--- start ---
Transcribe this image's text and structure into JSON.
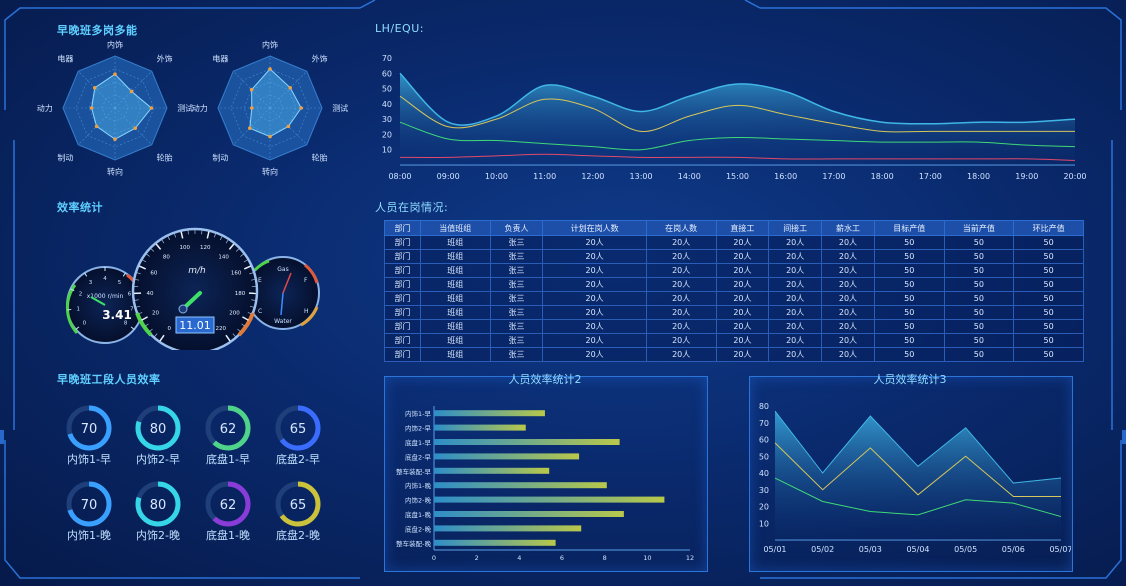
{
  "sections": {
    "multi_skill": "早晚班多岗多能",
    "lh_equ": "LH/EQU:",
    "efficiency": "效率统计",
    "staff_status": "人员在岗情况:",
    "team_efficiency": "早晚班工段人员效率",
    "chart2_title": "人员效率统计2",
    "chart3_title": "人员效率统计3"
  },
  "radar": {
    "axes": [
      "内饰",
      "外饰",
      "测试",
      "轮胎",
      "转向",
      "制动",
      "动力",
      "电器"
    ],
    "left_values": [
      0.65,
      0.45,
      0.7,
      0.55,
      0.6,
      0.5,
      0.45,
      0.55
    ],
    "right_values": [
      0.75,
      0.55,
      0.6,
      0.5,
      0.55,
      0.55,
      0.35,
      0.5
    ]
  },
  "gauges": {
    "rpm_value": "3.41",
    "rpm_unit": "x1000 r/min",
    "rpm_ticks": [
      "0",
      "1",
      "2",
      "3",
      "4",
      "5",
      "6",
      "7",
      "8"
    ],
    "speed_unit": "m/h",
    "speed_value": "11.01",
    "speed_ticks": [
      "0",
      "20",
      "40",
      "60",
      "80",
      "100",
      "120",
      "140",
      "160",
      "180",
      "200",
      "220"
    ],
    "gas_label": "Gas",
    "water_label": "Water",
    "letters": [
      "E",
      "F",
      "C",
      "H"
    ]
  },
  "staff_table": {
    "headers": [
      "部门",
      "当值班组",
      "负责人",
      "计划在岗人数",
      "在岗人数",
      "直接工",
      "间接工",
      "薪水工",
      "目标产值",
      "当前产值",
      "环比产值"
    ],
    "rows": [
      [
        "部门",
        "班组",
        "张三",
        "20人",
        "20人",
        "20人",
        "20人",
        "20人",
        "50",
        "50",
        "50"
      ],
      [
        "部门",
        "班组",
        "张三",
        "20人",
        "20人",
        "20人",
        "20人",
        "20人",
        "50",
        "50",
        "50"
      ],
      [
        "部门",
        "班组",
        "张三",
        "20人",
        "20人",
        "20人",
        "20人",
        "20人",
        "50",
        "50",
        "50"
      ],
      [
        "部门",
        "班组",
        "张三",
        "20人",
        "20人",
        "20人",
        "20人",
        "20人",
        "50",
        "50",
        "50"
      ],
      [
        "部门",
        "班组",
        "张三",
        "20人",
        "20人",
        "20人",
        "20人",
        "20人",
        "50",
        "50",
        "50"
      ],
      [
        "部门",
        "班组",
        "张三",
        "20人",
        "20人",
        "20人",
        "20人",
        "20人",
        "50",
        "50",
        "50"
      ],
      [
        "部门",
        "班组",
        "张三",
        "20人",
        "20人",
        "20人",
        "20人",
        "20人",
        "50",
        "50",
        "50"
      ],
      [
        "部门",
        "班组",
        "张三",
        "20人",
        "20人",
        "20人",
        "20人",
        "20人",
        "50",
        "50",
        "50"
      ],
      [
        "部门",
        "班组",
        "张三",
        "20人",
        "20人",
        "20人",
        "20人",
        "20人",
        "50",
        "50",
        "50"
      ]
    ]
  },
  "rings": [
    {
      "value": 70,
      "label": "内饰1-早",
      "color": "#3aa0ff"
    },
    {
      "value": 80,
      "label": "内饰2-早",
      "color": "#36d6e8"
    },
    {
      "value": 62,
      "label": "底盘1-早",
      "color": "#4fd38a"
    },
    {
      "value": 65,
      "label": "底盘2-早",
      "color": "#3a6cff"
    },
    {
      "value": 70,
      "label": "内饰1-晚",
      "color": "#3aa0ff"
    },
    {
      "value": 80,
      "label": "内饰2-晚",
      "color": "#36d6e8"
    },
    {
      "value": 62,
      "label": "底盘1-晚",
      "color": "#8a3cd8"
    },
    {
      "value": 65,
      "label": "底盘2-晚",
      "color": "#c9c23a"
    }
  ],
  "chart_data": [
    {
      "type": "area",
      "title": "LH/EQU:",
      "x": [
        "08:00",
        "09:00",
        "10:00",
        "11:00",
        "12:00",
        "13:00",
        "14:00",
        "15:00",
        "16:00",
        "17:00",
        "18:00",
        "17:00",
        "18:00",
        "19:00",
        "20:00"
      ],
      "yticks": [
        10,
        20,
        30,
        40,
        50,
        60,
        70
      ],
      "ylim": [
        0,
        70
      ],
      "series": [
        {
          "values": [
            60,
            28,
            32,
            52,
            45,
            35,
            45,
            53,
            48,
            35,
            28,
            27,
            28,
            28,
            30
          ],
          "color": "#3fb6e6"
        },
        {
          "values": [
            45,
            25,
            30,
            43,
            37,
            22,
            32,
            39,
            33,
            27,
            22,
            22,
            22,
            22,
            22
          ],
          "color": "#d8c65a"
        },
        {
          "values": [
            28,
            17,
            16,
            14,
            12,
            10,
            16,
            18,
            17,
            16,
            15,
            15,
            15,
            13,
            12
          ],
          "color": "#3fd878"
        },
        {
          "values": [
            5,
            5,
            6,
            7,
            6,
            5,
            5,
            5,
            4,
            4,
            4,
            4,
            4,
            4,
            3
          ],
          "color": "#e04a6a"
        }
      ]
    },
    {
      "type": "bar",
      "title": "人员效率统计2",
      "orientation": "horizontal",
      "categories": [
        "内饰1-早",
        "内饰2-早",
        "底盘1-早",
        "底盘2-早",
        "整车装配-早",
        "内饰1-晚",
        "内饰2-晚",
        "底盘1-晚",
        "底盘2-晚",
        "整车装配-晚"
      ],
      "values": [
        5.2,
        4.3,
        8.7,
        6.8,
        5.4,
        8.1,
        10.8,
        8.9,
        6.9,
        5.7
      ],
      "xticks": [
        0,
        2,
        4,
        6,
        8,
        10,
        12
      ],
      "xlim": [
        0,
        12
      ]
    },
    {
      "type": "area",
      "title": "人员效率统计3",
      "x": [
        "05/01",
        "05/02",
        "05/03",
        "05/04",
        "05/05",
        "05/06",
        "05/07"
      ],
      "yticks": [
        10,
        20,
        30,
        40,
        50,
        60,
        70,
        80
      ],
      "ylim": [
        0,
        80
      ],
      "series": [
        {
          "values": [
            77,
            40,
            74,
            44,
            67,
            34,
            37
          ],
          "color": "#3fb6e6"
        },
        {
          "values": [
            58,
            30,
            55,
            27,
            50,
            26,
            26
          ],
          "color": "#d8c65a"
        },
        {
          "values": [
            37,
            23,
            17,
            15,
            24,
            22,
            14
          ],
          "color": "#3fd878"
        }
      ]
    }
  ]
}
--- end ---
-- Your objective --
Quote the preceding records in their entirety, excluding every picture.

-- Result of this task --
Transcribe this image's text and structure into JSON.
{
  "sections": {
    "multi_skill": "早晚班多岗多能",
    "lh_equ": "LH/EQU:",
    "efficiency": "效率统计",
    "staff_status": "人员在岗情况:",
    "team_efficiency": "早晚班工段人员效率",
    "chart2_title": "人员效率统计2",
    "chart3_title": "人员效率统计3"
  },
  "radar": {
    "axes": [
      "内饰",
      "外饰",
      "测试",
      "轮胎",
      "转向",
      "制动",
      "动力",
      "电器"
    ],
    "left_values": [
      0.65,
      0.45,
      0.7,
      0.55,
      0.6,
      0.5,
      0.45,
      0.55
    ],
    "right_values": [
      0.75,
      0.55,
      0.6,
      0.5,
      0.55,
      0.55,
      0.35,
      0.5
    ]
  },
  "gauges": {
    "rpm_value": "3.41",
    "rpm_unit": "x1000 r/min",
    "rpm_ticks": [
      "0",
      "1",
      "2",
      "3",
      "4",
      "5",
      "6",
      "7",
      "8"
    ],
    "speed_unit": "m/h",
    "speed_value": "11.01",
    "speed_ticks": [
      "0",
      "20",
      "40",
      "60",
      "80",
      "100",
      "120",
      "140",
      "160",
      "180",
      "200",
      "220"
    ],
    "gas_label": "Gas",
    "water_label": "Water",
    "letters": [
      "E",
      "F",
      "C",
      "H"
    ]
  },
  "staff_table": {
    "headers": [
      "部门",
      "当值班组",
      "负责人",
      "计划在岗人数",
      "在岗人数",
      "直接工",
      "间接工",
      "薪水工",
      "目标产值",
      "当前产值",
      "环比产值"
    ],
    "rows": [
      [
        "部门",
        "班组",
        "张三",
        "20人",
        "20人",
        "20人",
        "20人",
        "20人",
        "50",
        "50",
        "50"
      ],
      [
        "部门",
        "班组",
        "张三",
        "20人",
        "20人",
        "20人",
        "20人",
        "20人",
        "50",
        "50",
        "50"
      ],
      [
        "部门",
        "班组",
        "张三",
        "20人",
        "20人",
        "20人",
        "20人",
        "20人",
        "50",
        "50",
        "50"
      ],
      [
        "部门",
        "班组",
        "张三",
        "20人",
        "20人",
        "20人",
        "20人",
        "20人",
        "50",
        "50",
        "50"
      ],
      [
        "部门",
        "班组",
        "张三",
        "20人",
        "20人",
        "20人",
        "20人",
        "20人",
        "50",
        "50",
        "50"
      ],
      [
        "部门",
        "班组",
        "张三",
        "20人",
        "20人",
        "20人",
        "20人",
        "20人",
        "50",
        "50",
        "50"
      ],
      [
        "部门",
        "班组",
        "张三",
        "20人",
        "20人",
        "20人",
        "20人",
        "20人",
        "50",
        "50",
        "50"
      ],
      [
        "部门",
        "班组",
        "张三",
        "20人",
        "20人",
        "20人",
        "20人",
        "20人",
        "50",
        "50",
        "50"
      ],
      [
        "部门",
        "班组",
        "张三",
        "20人",
        "20人",
        "20人",
        "20人",
        "20人",
        "50",
        "50",
        "50"
      ]
    ]
  },
  "rings": [
    {
      "value": 70,
      "label": "内饰1-早",
      "color": "#3aa0ff"
    },
    {
      "value": 80,
      "label": "内饰2-早",
      "color": "#36d6e8"
    },
    {
      "value": 62,
      "label": "底盘1-早",
      "color": "#4fd38a"
    },
    {
      "value": 65,
      "label": "底盘2-早",
      "color": "#3a6cff"
    },
    {
      "value": 70,
      "label": "内饰1-晚",
      "color": "#3aa0ff"
    },
    {
      "value": 80,
      "label": "内饰2-晚",
      "color": "#36d6e8"
    },
    {
      "value": 62,
      "label": "底盘1-晚",
      "color": "#8a3cd8"
    },
    {
      "value": 65,
      "label": "底盘2-晚",
      "color": "#c9c23a"
    }
  ],
  "chart_data": [
    {
      "type": "area",
      "title": "LH/EQU:",
      "x": [
        "08:00",
        "09:00",
        "10:00",
        "11:00",
        "12:00",
        "13:00",
        "14:00",
        "15:00",
        "16:00",
        "17:00",
        "18:00",
        "17:00",
        "18:00",
        "19:00",
        "20:00"
      ],
      "yticks": [
        10,
        20,
        30,
        40,
        50,
        60,
        70
      ],
      "ylim": [
        0,
        70
      ],
      "series": [
        {
          "values": [
            60,
            28,
            32,
            52,
            45,
            35,
            45,
            53,
            48,
            35,
            28,
            27,
            28,
            28,
            30
          ],
          "color": "#3fb6e6"
        },
        {
          "values": [
            45,
            25,
            30,
            43,
            37,
            22,
            32,
            39,
            33,
            27,
            22,
            22,
            22,
            22,
            22
          ],
          "color": "#d8c65a"
        },
        {
          "values": [
            28,
            17,
            16,
            14,
            12,
            10,
            16,
            18,
            17,
            16,
            15,
            15,
            15,
            13,
            12
          ],
          "color": "#3fd878"
        },
        {
          "values": [
            5,
            5,
            6,
            7,
            6,
            5,
            5,
            5,
            4,
            4,
            4,
            4,
            4,
            4,
            3
          ],
          "color": "#e04a6a"
        }
      ]
    },
    {
      "type": "bar",
      "title": "人员效率统计2",
      "orientation": "horizontal",
      "categories": [
        "内饰1-早",
        "内饰2-早",
        "底盘1-早",
        "底盘2-早",
        "整车装配-早",
        "内饰1-晚",
        "内饰2-晚",
        "底盘1-晚",
        "底盘2-晚",
        "整车装配-晚"
      ],
      "values": [
        5.2,
        4.3,
        8.7,
        6.8,
        5.4,
        8.1,
        10.8,
        8.9,
        6.9,
        5.7
      ],
      "xticks": [
        0,
        2,
        4,
        6,
        8,
        10,
        12
      ],
      "xlim": [
        0,
        12
      ]
    },
    {
      "type": "area",
      "title": "人员效率统计3",
      "x": [
        "05/01",
        "05/02",
        "05/03",
        "05/04",
        "05/05",
        "05/06",
        "05/07"
      ],
      "yticks": [
        10,
        20,
        30,
        40,
        50,
        60,
        70,
        80
      ],
      "ylim": [
        0,
        80
      ],
      "series": [
        {
          "values": [
            77,
            40,
            74,
            44,
            67,
            34,
            37
          ],
          "color": "#3fb6e6"
        },
        {
          "values": [
            58,
            30,
            55,
            27,
            50,
            26,
            26
          ],
          "color": "#d8c65a"
        },
        {
          "values": [
            37,
            23,
            17,
            15,
            24,
            22,
            14
          ],
          "color": "#3fd878"
        }
      ]
    }
  ]
}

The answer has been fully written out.